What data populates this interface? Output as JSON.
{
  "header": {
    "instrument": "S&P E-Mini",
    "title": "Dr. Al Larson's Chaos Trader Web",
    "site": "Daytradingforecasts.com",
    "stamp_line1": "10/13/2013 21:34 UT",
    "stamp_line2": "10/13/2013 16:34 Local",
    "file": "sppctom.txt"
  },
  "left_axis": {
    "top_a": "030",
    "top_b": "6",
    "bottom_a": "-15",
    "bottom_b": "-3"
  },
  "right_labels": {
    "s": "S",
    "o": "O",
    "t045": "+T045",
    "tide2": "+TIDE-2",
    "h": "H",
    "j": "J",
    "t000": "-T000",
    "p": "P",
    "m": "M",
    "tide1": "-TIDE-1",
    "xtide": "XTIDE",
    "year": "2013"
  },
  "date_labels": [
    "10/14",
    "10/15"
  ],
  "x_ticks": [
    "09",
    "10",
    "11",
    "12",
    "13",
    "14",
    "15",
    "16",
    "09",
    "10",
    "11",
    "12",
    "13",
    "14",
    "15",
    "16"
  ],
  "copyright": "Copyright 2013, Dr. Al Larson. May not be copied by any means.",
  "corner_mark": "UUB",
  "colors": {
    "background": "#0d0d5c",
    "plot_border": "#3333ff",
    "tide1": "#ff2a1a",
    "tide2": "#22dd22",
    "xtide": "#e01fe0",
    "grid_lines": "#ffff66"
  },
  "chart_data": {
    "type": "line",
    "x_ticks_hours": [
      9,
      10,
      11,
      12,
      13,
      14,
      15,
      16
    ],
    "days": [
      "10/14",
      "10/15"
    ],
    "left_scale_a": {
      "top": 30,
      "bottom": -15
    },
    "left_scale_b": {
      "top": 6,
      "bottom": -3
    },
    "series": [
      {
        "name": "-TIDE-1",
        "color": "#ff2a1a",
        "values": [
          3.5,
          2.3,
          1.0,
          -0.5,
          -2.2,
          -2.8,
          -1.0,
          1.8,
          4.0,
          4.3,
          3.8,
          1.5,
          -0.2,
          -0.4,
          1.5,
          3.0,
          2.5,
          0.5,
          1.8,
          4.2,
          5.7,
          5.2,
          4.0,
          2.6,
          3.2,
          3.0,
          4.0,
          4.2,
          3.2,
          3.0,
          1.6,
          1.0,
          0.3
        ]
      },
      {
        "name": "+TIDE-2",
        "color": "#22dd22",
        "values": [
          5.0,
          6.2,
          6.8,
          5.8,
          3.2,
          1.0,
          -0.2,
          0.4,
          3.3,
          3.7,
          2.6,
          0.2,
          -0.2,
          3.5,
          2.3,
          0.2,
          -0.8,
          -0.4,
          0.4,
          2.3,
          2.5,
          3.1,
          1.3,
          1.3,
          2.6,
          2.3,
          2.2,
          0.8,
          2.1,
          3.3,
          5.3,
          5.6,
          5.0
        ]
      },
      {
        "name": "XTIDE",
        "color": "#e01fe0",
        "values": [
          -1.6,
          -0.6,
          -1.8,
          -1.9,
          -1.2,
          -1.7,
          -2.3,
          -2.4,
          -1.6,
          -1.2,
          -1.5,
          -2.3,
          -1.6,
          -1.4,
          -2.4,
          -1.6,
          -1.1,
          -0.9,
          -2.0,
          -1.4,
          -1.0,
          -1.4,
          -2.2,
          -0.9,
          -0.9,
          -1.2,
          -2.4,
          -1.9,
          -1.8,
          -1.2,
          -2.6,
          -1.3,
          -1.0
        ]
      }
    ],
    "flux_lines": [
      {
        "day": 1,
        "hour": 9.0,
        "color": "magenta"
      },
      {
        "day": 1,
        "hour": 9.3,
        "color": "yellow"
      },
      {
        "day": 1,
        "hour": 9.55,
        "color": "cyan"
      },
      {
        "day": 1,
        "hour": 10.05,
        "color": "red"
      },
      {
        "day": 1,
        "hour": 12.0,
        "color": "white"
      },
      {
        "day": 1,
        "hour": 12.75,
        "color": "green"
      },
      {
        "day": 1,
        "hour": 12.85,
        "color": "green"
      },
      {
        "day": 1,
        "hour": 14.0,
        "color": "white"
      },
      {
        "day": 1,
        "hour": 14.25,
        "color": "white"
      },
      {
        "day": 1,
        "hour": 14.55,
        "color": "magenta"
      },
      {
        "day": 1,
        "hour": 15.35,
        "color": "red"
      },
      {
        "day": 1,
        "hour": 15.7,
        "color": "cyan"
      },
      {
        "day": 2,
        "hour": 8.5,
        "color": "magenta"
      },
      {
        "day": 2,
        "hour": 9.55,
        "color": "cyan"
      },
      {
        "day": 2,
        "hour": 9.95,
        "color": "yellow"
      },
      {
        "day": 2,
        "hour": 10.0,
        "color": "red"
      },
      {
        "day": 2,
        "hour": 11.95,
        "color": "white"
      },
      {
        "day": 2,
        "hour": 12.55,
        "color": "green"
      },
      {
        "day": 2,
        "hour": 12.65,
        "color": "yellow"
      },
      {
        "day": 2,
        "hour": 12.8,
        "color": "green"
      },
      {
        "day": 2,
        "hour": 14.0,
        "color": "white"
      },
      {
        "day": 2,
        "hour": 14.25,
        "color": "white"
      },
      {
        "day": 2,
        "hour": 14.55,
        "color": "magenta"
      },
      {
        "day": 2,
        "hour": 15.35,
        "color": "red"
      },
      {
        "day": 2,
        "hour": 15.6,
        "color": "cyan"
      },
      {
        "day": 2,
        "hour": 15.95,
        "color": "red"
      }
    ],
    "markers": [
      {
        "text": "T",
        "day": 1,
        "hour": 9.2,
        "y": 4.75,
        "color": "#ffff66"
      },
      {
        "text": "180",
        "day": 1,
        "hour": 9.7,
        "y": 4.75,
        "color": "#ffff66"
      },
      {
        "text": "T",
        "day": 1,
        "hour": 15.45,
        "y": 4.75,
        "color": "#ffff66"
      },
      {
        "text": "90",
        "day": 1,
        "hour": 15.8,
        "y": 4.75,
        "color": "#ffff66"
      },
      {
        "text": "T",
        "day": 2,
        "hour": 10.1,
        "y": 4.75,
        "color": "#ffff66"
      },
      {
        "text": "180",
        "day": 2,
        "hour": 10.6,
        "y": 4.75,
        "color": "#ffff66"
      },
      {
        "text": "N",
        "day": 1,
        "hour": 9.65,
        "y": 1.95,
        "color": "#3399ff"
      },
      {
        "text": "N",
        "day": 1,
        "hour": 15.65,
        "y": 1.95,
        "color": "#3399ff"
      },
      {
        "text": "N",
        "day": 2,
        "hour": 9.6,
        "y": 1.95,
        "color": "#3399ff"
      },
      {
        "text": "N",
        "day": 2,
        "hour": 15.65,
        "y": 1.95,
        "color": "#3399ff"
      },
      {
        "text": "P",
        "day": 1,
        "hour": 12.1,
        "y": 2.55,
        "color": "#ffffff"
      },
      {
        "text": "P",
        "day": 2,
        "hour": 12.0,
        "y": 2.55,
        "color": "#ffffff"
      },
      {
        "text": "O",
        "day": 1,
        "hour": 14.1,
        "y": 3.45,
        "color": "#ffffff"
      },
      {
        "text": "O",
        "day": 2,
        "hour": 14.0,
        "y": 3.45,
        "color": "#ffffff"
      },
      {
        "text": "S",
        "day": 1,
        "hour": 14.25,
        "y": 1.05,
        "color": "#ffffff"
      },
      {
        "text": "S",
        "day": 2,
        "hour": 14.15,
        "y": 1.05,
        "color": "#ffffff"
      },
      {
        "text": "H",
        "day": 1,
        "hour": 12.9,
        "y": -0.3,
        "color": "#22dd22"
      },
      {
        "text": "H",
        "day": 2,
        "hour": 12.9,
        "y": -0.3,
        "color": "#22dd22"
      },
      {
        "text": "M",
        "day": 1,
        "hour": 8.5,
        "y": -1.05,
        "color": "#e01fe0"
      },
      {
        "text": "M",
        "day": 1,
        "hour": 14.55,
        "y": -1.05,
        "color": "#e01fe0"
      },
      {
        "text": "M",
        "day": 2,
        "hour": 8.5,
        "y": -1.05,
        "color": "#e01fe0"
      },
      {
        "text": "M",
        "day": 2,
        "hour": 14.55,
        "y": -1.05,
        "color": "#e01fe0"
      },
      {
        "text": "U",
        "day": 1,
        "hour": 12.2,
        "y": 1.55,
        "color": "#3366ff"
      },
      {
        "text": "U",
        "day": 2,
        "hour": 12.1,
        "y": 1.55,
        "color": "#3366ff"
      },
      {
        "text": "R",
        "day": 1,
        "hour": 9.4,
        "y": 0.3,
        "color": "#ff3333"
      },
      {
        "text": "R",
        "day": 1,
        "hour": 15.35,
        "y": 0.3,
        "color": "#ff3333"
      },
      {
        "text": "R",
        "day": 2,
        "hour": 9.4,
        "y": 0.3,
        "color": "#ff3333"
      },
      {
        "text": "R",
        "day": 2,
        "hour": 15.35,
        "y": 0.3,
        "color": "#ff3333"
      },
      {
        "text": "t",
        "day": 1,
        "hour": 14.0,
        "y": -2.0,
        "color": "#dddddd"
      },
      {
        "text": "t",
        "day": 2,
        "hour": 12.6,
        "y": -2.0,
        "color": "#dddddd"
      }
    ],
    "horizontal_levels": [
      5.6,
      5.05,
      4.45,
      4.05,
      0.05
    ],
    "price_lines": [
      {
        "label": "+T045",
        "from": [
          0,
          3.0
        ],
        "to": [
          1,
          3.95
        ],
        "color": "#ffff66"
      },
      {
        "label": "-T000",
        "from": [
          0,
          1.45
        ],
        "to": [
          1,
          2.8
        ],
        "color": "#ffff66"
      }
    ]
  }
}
▬▬▬
== WHAT IS BEING ASKED ==
Copy every line above that holds the word "Larson".

== ANSWER IN FULL ==
    "title": "Dr. Al Larson's Chaos Trader Web",
  "copyright": "Copyright 2013, Dr. Al Larson. May not be copied by any means.",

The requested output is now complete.